_AIM OF THE EXERCISE_
Transcribe the lines below exactly, from the first line of the source records through the line holding "- data-point: [656, 279, 660, 283]", inclusive.

Source records
━━━━━━━━━━━━━━━━━━━━
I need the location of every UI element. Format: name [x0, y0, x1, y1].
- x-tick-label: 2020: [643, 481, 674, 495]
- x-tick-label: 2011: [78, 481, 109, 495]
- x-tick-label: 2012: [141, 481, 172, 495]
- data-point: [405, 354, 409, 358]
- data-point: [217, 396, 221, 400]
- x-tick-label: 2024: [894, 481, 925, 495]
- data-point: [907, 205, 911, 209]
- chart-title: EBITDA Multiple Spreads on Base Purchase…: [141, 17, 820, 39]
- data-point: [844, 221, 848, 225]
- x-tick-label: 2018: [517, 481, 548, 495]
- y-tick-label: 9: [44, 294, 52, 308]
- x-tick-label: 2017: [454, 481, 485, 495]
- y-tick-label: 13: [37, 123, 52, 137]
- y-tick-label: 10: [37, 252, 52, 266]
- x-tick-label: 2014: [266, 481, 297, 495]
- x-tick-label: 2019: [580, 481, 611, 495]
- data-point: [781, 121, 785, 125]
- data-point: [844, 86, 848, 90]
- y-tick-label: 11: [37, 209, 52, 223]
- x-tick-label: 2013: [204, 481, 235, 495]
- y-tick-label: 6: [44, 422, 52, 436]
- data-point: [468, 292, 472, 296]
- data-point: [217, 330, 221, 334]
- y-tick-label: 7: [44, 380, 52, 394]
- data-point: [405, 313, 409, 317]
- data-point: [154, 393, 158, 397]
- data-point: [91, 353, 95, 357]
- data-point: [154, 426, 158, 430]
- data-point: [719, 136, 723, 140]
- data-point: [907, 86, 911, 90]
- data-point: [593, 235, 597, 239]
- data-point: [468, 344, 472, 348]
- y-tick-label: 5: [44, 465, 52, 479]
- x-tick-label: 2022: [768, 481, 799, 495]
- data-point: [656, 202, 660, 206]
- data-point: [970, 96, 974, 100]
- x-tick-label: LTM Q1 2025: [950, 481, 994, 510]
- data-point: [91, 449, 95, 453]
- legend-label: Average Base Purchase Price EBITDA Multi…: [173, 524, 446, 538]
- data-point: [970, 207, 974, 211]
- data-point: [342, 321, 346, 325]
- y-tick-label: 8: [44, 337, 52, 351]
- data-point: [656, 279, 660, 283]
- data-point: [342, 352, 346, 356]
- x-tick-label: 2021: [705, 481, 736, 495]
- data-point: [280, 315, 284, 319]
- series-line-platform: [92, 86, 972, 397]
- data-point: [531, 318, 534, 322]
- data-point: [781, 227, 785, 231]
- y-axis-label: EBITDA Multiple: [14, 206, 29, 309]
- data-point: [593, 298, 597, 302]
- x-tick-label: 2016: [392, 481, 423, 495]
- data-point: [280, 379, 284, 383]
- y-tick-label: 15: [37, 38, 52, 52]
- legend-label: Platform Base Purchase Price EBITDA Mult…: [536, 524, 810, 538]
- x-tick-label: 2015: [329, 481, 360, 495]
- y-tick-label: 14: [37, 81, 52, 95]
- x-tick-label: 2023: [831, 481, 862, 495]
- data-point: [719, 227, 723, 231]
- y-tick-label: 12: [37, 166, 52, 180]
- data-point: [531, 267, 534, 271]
━━━━━━━━━━━━━━━━━━━━
_WRITTEN ANSWER_
I need the location of every UI element. Format: name [x0, y0, x1, y1].
- x-tick-label: 2020: [643, 481, 674, 495]
- x-tick-label: 2011: [78, 481, 109, 495]
- x-tick-label: 2012: [141, 481, 172, 495]
- data-point: [405, 354, 409, 358]
- data-point: [217, 396, 221, 400]
- x-tick-label: 2024: [894, 481, 925, 495]
- data-point: [907, 205, 911, 209]
- chart-title: EBITDA Multiple Spreads on Base Purchase…: [141, 17, 820, 39]
- data-point: [844, 221, 848, 225]
- x-tick-label: 2018: [517, 481, 548, 495]
- y-tick-label: 9: [44, 294, 52, 308]
- x-tick-label: 2017: [454, 481, 485, 495]
- y-tick-label: 13: [37, 123, 52, 137]
- y-tick-label: 10: [37, 252, 52, 266]
- x-tick-label: 2014: [266, 481, 297, 495]
- x-tick-label: 2019: [580, 481, 611, 495]
- data-point: [781, 121, 785, 125]
- data-point: [844, 86, 848, 90]
- y-tick-label: 11: [37, 209, 52, 223]
- x-tick-label: 2013: [204, 481, 235, 495]
- y-tick-label: 6: [44, 422, 52, 436]
- data-point: [468, 292, 472, 296]
- data-point: [217, 330, 221, 334]
- y-tick-label: 7: [44, 380, 52, 394]
- data-point: [405, 313, 409, 317]
- data-point: [154, 393, 158, 397]
- data-point: [91, 353, 95, 357]
- data-point: [154, 426, 158, 430]
- data-point: [719, 136, 723, 140]
- data-point: [907, 86, 911, 90]
- data-point: [593, 235, 597, 239]
- data-point: [468, 344, 472, 348]
- y-tick-label: 5: [44, 465, 52, 479]
- x-tick-label: 2022: [768, 481, 799, 495]
- data-point: [656, 202, 660, 206]
- data-point: [970, 96, 974, 100]
- x-tick-label: LTM Q1 2025: [950, 481, 994, 510]
- data-point: [91, 449, 95, 453]
- legend-label: Average Base Purchase Price EBITDA Multi…: [173, 524, 446, 538]
- data-point: [970, 207, 974, 211]
- data-point: [342, 321, 346, 325]
- y-tick-label: 8: [44, 337, 52, 351]
- data-point: [656, 279, 660, 283]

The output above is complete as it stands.